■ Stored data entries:
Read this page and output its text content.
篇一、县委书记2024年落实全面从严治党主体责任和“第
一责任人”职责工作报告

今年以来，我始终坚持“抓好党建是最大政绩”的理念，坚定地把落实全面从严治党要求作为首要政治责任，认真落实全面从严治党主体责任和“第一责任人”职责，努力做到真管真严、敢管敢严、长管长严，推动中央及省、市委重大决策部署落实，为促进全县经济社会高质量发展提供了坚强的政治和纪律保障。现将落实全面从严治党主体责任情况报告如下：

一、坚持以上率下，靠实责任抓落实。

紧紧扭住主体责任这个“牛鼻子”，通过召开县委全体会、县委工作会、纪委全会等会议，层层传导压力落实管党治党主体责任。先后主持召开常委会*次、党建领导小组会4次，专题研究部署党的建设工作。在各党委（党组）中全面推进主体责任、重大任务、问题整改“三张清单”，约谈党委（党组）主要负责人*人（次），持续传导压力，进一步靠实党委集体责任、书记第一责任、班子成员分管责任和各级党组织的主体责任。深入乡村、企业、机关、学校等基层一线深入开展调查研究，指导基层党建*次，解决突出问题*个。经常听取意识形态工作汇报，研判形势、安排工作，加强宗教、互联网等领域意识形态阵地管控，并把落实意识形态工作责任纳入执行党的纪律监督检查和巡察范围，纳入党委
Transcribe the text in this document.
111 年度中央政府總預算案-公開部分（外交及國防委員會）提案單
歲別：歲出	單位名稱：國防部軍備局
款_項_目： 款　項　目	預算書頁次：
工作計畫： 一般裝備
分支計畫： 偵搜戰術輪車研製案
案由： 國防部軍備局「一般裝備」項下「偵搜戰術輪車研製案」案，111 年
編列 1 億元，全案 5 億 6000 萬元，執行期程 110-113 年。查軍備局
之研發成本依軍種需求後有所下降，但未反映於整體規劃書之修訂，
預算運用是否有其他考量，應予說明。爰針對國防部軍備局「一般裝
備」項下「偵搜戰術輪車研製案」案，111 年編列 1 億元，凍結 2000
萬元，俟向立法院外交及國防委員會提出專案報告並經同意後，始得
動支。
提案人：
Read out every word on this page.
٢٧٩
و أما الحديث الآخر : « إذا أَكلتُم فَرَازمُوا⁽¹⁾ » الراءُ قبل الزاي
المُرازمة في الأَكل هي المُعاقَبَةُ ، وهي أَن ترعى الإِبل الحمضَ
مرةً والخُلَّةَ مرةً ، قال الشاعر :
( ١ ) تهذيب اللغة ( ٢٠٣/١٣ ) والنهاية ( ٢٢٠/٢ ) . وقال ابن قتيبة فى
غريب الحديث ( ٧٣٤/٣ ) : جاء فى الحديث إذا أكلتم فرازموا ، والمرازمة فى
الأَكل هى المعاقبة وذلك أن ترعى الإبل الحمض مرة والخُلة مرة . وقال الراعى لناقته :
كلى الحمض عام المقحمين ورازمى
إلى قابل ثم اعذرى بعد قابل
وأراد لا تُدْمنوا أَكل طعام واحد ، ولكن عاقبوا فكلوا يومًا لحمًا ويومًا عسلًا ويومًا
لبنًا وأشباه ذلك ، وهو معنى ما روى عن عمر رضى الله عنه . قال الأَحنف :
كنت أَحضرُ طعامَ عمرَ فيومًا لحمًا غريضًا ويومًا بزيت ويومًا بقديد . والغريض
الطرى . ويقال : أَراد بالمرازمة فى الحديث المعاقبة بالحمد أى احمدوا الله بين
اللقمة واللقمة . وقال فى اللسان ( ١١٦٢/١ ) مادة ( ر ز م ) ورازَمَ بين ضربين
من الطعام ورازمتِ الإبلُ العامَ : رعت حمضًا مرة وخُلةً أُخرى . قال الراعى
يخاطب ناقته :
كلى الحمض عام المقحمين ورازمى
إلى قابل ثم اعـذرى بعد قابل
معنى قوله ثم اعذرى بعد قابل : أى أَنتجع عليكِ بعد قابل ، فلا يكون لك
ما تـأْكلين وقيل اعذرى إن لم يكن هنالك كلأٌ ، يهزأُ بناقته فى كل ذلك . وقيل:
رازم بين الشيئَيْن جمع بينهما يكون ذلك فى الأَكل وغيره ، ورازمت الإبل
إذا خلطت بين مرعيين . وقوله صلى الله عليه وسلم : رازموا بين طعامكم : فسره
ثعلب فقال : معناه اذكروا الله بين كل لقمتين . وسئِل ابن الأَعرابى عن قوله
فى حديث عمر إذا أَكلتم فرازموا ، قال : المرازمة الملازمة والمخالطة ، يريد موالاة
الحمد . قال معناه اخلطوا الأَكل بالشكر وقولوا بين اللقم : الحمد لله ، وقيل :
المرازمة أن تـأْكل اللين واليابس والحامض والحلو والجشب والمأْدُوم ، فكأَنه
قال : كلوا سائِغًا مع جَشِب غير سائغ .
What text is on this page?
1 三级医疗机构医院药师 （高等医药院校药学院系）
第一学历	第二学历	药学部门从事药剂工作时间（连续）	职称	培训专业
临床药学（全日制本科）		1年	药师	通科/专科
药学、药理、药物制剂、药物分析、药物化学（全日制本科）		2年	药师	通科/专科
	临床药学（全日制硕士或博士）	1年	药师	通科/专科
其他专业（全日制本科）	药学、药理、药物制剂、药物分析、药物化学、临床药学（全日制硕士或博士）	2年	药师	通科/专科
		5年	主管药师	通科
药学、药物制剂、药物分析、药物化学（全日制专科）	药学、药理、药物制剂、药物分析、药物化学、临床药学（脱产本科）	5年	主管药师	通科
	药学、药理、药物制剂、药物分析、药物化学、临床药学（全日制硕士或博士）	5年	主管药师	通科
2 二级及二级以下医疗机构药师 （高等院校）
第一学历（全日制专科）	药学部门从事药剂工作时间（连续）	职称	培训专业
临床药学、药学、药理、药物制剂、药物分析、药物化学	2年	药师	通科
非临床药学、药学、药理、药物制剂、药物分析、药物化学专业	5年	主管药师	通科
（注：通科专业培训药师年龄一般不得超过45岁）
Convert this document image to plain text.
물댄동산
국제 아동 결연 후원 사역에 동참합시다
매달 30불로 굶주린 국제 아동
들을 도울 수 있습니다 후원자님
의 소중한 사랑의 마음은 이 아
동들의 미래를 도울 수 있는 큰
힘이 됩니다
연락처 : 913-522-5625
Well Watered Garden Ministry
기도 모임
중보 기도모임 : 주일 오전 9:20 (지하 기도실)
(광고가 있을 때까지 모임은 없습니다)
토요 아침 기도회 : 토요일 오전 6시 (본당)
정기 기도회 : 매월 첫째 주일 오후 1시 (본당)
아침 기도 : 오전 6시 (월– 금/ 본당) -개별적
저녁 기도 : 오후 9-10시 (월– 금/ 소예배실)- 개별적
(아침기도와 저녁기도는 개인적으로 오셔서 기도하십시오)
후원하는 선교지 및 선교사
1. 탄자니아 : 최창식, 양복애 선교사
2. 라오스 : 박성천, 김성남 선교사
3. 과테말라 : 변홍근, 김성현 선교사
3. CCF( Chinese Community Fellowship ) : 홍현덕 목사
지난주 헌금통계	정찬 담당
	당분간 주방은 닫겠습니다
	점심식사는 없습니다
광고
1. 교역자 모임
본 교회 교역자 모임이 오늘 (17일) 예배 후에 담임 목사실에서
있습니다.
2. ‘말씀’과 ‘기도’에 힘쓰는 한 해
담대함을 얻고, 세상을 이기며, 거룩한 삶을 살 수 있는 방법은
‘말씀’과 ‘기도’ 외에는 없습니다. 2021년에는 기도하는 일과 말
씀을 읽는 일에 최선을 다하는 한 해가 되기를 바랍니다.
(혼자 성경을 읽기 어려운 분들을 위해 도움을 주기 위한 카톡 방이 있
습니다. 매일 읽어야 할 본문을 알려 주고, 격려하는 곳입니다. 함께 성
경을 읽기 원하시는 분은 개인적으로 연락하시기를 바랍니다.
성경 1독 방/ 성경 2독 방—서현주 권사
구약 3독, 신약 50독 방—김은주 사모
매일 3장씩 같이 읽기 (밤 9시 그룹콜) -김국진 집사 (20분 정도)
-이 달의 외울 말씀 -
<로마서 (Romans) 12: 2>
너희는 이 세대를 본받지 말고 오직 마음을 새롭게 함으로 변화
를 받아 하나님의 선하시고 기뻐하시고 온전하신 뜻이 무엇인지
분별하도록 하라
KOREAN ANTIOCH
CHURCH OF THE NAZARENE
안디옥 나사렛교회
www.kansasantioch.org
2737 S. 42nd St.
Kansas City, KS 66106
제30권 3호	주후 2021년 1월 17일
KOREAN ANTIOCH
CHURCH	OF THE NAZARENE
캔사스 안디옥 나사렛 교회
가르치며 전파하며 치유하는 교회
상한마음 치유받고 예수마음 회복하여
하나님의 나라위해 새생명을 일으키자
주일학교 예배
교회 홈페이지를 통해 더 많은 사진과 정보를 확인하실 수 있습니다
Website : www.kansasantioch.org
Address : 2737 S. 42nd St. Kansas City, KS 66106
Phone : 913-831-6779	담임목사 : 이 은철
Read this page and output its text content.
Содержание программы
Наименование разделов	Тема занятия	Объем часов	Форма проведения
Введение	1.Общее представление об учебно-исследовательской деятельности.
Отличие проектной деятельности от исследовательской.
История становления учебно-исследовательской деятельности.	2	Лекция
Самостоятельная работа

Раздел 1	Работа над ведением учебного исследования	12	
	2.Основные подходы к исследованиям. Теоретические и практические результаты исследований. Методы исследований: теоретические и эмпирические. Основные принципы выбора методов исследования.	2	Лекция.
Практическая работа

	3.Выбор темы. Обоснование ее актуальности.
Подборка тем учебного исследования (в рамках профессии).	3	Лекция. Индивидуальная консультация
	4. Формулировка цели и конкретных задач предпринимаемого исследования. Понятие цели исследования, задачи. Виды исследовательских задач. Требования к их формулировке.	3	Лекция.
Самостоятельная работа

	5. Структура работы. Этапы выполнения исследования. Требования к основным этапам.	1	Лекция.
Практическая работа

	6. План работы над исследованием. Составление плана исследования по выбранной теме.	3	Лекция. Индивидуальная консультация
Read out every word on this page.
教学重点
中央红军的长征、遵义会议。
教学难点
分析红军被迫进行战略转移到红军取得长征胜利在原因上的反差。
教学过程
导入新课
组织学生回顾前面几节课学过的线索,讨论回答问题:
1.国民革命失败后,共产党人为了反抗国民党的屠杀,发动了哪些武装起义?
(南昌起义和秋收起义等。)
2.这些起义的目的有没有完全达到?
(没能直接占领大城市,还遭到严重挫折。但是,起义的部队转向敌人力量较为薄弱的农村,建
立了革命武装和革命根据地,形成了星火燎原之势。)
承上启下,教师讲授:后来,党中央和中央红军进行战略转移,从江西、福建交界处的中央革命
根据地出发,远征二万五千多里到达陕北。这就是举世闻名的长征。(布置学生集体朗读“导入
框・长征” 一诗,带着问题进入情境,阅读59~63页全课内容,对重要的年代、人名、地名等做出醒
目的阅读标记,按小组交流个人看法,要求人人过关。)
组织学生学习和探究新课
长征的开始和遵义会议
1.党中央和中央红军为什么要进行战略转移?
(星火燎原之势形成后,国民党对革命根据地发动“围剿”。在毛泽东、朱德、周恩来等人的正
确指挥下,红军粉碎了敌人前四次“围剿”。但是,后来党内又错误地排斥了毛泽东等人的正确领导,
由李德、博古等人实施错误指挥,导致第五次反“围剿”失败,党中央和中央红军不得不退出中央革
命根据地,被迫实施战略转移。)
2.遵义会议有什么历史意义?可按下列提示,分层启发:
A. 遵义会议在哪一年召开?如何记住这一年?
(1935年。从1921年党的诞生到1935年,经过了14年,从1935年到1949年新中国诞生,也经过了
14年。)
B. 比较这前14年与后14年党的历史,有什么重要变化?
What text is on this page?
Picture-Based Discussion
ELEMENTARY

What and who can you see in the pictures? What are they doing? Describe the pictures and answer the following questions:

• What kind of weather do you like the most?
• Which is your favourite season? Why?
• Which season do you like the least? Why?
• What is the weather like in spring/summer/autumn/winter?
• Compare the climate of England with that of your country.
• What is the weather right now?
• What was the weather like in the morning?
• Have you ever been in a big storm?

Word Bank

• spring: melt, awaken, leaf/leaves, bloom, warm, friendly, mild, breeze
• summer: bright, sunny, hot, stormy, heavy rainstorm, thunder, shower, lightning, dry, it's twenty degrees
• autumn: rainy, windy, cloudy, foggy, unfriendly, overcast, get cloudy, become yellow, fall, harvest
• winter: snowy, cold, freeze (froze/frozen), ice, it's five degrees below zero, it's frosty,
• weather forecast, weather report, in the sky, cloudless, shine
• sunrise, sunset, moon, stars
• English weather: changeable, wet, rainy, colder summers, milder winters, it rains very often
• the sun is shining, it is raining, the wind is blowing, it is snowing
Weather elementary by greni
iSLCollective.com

■ WRITTEN REQUEST:
Find each line in the records holding the string "바랍니다" and show it.

■ PROBLEM SOLUTION:
씀을 읽는 일에 최선을 다하는 한 해가 되기를 바랍니다.
경을 읽기 원하시는 분은 개인적으로 연락하시기를 바랍니다.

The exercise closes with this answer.